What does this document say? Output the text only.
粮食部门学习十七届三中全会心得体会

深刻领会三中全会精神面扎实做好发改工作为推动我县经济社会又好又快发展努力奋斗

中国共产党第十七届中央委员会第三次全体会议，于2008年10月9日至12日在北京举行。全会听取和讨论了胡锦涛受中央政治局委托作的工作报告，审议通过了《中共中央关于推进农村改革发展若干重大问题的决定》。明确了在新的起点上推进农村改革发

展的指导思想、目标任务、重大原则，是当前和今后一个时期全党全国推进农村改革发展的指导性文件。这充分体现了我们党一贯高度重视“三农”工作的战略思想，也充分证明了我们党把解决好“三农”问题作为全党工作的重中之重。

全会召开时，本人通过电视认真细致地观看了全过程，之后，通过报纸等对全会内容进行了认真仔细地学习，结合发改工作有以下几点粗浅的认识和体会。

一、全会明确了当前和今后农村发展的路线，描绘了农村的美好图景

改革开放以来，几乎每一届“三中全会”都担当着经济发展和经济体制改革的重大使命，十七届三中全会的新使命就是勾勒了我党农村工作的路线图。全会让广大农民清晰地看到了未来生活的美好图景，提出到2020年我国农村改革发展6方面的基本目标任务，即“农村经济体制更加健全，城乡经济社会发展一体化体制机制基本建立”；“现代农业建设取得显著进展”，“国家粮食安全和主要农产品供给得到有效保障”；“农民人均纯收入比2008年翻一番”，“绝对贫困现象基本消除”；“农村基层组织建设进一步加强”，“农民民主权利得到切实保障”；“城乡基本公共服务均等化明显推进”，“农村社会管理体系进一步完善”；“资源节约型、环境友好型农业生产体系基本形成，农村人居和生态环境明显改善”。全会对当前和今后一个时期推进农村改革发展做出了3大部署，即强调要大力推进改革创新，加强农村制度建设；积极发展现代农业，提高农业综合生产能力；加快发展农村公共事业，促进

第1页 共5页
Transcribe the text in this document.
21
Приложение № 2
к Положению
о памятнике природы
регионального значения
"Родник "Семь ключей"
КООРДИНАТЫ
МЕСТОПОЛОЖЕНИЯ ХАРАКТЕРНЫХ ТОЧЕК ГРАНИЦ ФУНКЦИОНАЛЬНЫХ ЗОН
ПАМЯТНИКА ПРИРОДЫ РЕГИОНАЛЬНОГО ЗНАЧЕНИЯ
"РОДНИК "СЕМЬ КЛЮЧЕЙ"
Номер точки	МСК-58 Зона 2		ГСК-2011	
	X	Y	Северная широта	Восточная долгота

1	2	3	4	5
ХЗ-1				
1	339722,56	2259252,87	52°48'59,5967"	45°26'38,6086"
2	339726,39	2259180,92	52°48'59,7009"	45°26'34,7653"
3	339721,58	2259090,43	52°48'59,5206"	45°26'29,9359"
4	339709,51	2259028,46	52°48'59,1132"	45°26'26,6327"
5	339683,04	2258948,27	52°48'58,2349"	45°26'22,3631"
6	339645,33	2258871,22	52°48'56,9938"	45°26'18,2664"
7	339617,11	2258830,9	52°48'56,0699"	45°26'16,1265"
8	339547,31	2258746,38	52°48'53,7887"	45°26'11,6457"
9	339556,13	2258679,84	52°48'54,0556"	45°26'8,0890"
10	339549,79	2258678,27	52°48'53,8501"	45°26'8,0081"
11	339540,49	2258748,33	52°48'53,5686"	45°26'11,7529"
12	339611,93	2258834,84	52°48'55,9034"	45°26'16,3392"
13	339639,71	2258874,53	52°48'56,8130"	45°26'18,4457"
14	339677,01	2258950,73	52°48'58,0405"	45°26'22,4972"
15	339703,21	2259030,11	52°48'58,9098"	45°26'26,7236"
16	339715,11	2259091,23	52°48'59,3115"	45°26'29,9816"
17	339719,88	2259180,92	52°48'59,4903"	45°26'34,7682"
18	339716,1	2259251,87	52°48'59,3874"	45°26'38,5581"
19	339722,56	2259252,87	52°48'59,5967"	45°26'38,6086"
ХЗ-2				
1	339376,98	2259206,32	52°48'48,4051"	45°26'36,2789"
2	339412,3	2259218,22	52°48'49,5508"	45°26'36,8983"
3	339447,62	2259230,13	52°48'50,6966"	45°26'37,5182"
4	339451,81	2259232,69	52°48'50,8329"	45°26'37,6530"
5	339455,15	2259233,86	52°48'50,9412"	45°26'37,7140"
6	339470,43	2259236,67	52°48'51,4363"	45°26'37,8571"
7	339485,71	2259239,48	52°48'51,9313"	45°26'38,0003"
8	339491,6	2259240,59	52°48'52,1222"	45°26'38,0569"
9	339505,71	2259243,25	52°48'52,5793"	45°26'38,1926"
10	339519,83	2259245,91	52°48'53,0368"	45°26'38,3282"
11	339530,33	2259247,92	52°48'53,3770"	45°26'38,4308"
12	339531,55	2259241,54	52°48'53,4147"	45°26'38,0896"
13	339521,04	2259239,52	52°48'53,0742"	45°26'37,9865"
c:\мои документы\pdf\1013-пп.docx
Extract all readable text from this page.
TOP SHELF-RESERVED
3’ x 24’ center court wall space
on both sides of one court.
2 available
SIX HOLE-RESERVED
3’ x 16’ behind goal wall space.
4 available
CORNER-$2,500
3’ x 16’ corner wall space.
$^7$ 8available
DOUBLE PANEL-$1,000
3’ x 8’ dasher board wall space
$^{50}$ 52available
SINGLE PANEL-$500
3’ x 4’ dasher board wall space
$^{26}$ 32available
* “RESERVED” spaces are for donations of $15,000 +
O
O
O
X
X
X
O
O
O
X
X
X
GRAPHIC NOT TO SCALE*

# # #

Exercise requirements:
Tally the lines above containing "this". Answer with the count only.

Response:
3